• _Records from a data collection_
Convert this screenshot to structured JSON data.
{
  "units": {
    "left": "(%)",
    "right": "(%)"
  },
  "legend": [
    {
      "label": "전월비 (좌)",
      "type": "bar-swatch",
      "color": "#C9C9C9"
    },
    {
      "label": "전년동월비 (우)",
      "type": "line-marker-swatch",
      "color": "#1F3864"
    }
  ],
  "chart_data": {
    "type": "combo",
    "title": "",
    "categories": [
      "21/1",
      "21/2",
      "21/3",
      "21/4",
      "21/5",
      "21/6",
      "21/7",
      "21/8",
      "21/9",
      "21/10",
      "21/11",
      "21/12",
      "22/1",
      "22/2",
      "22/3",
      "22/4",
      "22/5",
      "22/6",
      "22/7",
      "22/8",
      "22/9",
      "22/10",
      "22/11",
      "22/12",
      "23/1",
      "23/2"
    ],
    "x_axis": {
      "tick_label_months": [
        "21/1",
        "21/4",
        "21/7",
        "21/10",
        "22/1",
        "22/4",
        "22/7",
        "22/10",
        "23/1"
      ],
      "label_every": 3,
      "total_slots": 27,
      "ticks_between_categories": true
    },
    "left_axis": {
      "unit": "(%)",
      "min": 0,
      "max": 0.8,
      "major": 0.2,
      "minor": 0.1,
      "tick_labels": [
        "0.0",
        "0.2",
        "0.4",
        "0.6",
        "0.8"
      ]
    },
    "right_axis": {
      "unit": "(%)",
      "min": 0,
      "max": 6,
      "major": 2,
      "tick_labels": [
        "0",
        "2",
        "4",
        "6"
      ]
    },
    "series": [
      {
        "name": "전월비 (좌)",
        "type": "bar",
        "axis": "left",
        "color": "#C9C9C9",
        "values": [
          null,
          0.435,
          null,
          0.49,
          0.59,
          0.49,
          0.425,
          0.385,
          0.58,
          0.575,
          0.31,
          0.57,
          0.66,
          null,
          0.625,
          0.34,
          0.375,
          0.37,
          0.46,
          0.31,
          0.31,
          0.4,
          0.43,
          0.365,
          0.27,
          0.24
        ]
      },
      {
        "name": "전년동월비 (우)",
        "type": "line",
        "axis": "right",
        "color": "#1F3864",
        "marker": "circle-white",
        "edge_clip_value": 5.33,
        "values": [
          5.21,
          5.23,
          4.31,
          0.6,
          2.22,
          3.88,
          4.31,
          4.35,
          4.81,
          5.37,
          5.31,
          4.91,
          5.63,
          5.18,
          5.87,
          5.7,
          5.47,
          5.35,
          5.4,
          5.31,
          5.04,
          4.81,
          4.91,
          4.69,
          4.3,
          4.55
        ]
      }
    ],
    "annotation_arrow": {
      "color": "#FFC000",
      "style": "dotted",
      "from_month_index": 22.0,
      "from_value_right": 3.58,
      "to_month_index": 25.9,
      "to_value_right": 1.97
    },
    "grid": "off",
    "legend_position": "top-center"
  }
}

• _Given instruction_
Each record must be repeated exactly as it is.

• _Written answer_
Convert this screenshot to structured JSON data.
{
  "units": {
    "left": "(%)",
    "right": "(%)"
  },
  "legend": [
    {
      "label": "전월비 (좌)",
      "type": "bar-swatch",
      "color": "#C9C9C9"
    },
    {
      "label": "전년동월비 (우)",
      "type": "line-marker-swatch",
      "color": "#1F3864"
    }
  ],
  "chart_data": {
    "type": "combo",
    "title": "",
    "categories": [
      "21/1",
      "21/2",
      "21/3",
      "21/4",
      "21/5",
      "21/6",
      "21/7",
      "21/8",
      "21/9",
      "21/10",
      "21/11",
      "21/12",
      "22/1",
      "22/2",
      "22/3",
      "22/4",
      "22/5",
      "22/6",
      "22/7",
      "22/8",
      "22/9",
      "22/10",
      "22/11",
      "22/12",
      "23/1",
      "23/2"
    ],
    "x_axis": {
      "tick_label_months": [
        "21/1",
        "21/4",
        "21/7",
        "21/10",
        "22/1",
        "22/4",
        "22/7",
        "22/10",
        "23/1"
      ],
      "label_every": 3,
      "total_slots": 27,
      "ticks_between_categories": true
    },
    "left_axis": {
      "unit": "(%)",
      "min": 0,
      "max": 0.8,
      "major": 0.2,
      "minor": 0.1,
      "tick_labels": [
        "0.0",
        "0.2",
        "0.4",
        "0.6",
        "0.8"
      ]
    },
    "right_axis": {
      "unit": "(%)",
      "min": 0,
      "max": 6,
      "major": 2,
      "tick_labels": [
        "0",
        "2",
        "4",
        "6"
      ]
    },
    "series": [
      {
        "name": "전월비 (좌)",
        "type": "bar",
        "axis": "left",
        "color": "#C9C9C9",
        "values": [
          null,
          0.435,
          null,
          0.49,
          0.59,
          0.49,
          0.425,
          0.385,
          0.58,
          0.575,
          0.31,
          0.57,
          0.66,
          null,
          0.625,
          0.34,
          0.375,
          0.37,
          0.46,
          0.31,
          0.31,
          0.4,
          0.43,
          0.365,
          0.27,
          0.24
        ]
      },
      {
        "name": "전년동월비 (우)",
        "type": "line",
        "axis": "right",
        "color": "#1F3864",
        "marker": "circle-white",
        "edge_clip_value": 5.33,
        "values": [
          5.21,
          5.23,
          4.31,
          0.6,
          2.22,
          3.88,
          4.31,
          4.35,
          4.81,
          5.37,
          5.31,
          4.91,
          5.63,
          5.18,
          5.87,
          5.7,
          5.47,
          5.35,
          5.4,
          5.31,
          5.04,
          4.81,
          4.91,
          4.69,
          4.3,
          4.55
        ]
      }
    ],
    "annotation_arrow": {
      "color": "#FFC000",
      "style": "dotted",
      "from_month_index": 22.0,
      "from_value_right": 3.58,
      "to_month_index": 25.9,
      "to_value_right": 1.97
    },
    "grid": "off",
    "legend_position": "top-center"
  }
}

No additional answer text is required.